Records from a collection of figures:
········

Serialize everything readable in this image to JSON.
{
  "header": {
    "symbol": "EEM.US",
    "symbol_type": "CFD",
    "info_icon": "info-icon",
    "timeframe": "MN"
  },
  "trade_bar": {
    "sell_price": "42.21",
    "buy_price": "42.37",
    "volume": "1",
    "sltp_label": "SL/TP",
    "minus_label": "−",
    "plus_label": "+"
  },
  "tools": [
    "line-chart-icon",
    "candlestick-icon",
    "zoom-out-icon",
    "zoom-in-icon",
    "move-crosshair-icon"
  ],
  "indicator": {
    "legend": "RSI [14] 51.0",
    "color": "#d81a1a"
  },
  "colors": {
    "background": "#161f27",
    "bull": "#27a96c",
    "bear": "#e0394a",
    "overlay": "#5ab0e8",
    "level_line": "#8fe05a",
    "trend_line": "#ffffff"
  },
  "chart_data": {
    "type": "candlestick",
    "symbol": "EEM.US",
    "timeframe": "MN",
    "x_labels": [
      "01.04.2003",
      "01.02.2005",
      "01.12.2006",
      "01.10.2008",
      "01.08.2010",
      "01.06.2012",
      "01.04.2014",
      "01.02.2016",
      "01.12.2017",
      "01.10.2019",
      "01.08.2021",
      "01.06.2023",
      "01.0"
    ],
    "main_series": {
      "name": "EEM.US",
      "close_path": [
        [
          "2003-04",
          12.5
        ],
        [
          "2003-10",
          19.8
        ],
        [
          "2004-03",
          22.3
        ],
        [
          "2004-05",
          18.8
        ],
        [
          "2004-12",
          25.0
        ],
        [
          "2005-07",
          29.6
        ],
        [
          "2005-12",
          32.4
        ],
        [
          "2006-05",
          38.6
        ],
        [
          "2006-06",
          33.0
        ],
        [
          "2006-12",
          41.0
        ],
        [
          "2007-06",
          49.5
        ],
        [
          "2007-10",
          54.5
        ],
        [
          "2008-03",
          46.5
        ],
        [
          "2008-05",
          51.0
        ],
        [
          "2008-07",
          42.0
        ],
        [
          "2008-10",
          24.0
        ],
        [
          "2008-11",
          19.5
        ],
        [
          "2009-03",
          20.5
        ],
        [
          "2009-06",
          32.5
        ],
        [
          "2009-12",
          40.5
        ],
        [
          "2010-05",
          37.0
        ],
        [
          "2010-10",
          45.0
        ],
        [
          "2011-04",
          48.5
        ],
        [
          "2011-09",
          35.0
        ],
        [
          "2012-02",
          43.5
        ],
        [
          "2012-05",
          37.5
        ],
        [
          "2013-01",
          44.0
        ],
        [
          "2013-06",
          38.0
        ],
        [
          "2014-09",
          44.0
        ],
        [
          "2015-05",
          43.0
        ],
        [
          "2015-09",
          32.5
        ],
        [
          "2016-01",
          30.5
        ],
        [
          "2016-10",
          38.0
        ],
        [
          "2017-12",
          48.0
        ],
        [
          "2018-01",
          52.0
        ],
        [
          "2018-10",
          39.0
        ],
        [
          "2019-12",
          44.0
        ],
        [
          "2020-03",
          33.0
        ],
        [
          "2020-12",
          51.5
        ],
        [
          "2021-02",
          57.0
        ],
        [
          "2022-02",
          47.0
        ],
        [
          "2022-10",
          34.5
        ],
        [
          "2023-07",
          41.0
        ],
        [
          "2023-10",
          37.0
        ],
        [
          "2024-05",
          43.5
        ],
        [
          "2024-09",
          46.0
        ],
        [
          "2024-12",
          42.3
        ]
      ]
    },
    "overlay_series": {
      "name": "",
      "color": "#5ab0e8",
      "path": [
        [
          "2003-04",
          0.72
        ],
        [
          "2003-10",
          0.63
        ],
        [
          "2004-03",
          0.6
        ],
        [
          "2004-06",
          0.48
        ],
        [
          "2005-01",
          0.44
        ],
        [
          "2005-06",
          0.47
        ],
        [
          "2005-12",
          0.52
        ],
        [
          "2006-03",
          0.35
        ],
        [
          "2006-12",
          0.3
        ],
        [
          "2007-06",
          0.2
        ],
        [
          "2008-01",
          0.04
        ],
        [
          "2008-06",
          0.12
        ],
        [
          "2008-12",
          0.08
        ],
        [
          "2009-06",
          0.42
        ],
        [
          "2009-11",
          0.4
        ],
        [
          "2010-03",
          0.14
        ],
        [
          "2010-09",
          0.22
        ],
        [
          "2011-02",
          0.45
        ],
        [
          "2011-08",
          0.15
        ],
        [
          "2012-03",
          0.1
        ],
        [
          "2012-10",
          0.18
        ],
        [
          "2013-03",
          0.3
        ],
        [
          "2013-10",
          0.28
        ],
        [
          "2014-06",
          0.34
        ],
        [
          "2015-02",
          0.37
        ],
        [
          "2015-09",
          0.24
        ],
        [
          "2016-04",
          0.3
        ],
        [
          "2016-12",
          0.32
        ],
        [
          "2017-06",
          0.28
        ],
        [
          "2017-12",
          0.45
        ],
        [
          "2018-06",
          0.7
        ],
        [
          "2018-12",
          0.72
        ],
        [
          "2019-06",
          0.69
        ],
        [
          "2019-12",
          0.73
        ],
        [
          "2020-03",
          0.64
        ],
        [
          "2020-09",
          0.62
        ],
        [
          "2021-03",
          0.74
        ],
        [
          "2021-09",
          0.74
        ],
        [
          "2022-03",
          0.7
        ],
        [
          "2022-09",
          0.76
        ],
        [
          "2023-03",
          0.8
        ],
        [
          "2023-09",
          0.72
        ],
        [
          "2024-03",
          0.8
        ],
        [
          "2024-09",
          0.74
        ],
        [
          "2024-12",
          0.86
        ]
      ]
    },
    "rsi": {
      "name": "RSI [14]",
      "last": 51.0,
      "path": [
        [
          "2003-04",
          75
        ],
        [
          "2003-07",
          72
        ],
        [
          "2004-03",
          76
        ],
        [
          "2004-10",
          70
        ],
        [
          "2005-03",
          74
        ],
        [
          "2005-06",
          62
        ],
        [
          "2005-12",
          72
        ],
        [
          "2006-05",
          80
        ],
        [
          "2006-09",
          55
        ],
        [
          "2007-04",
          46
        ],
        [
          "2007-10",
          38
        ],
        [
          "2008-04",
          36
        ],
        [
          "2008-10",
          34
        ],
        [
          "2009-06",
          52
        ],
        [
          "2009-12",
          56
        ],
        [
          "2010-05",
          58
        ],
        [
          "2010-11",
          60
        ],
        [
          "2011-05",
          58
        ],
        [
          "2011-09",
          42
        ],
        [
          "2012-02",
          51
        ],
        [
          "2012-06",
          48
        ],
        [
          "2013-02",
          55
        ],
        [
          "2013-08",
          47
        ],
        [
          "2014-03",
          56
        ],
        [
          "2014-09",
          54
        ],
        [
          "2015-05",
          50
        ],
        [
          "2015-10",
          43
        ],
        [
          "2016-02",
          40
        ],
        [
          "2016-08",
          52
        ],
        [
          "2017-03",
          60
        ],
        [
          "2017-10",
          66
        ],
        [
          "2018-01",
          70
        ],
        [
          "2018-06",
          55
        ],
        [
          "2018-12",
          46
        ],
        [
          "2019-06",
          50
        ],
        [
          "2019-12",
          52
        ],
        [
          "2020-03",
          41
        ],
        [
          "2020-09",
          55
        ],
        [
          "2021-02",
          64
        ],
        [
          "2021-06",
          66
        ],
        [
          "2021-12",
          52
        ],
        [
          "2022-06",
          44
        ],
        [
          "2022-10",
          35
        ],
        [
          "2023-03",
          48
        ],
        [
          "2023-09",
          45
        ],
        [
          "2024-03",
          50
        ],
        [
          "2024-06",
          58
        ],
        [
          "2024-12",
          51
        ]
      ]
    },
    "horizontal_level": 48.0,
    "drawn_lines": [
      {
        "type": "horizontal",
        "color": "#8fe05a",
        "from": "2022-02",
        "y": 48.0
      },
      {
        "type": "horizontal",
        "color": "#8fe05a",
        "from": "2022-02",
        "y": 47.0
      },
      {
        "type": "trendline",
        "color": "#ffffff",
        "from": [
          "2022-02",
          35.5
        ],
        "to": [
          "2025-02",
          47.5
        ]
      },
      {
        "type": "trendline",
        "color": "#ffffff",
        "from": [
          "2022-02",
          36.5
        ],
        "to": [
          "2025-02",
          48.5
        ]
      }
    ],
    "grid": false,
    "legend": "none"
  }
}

········

WHAT IS EXPECTED:
Reply with only the number of lines in the entries that contain the word "icon".

EXERCISE SOLUTION:
6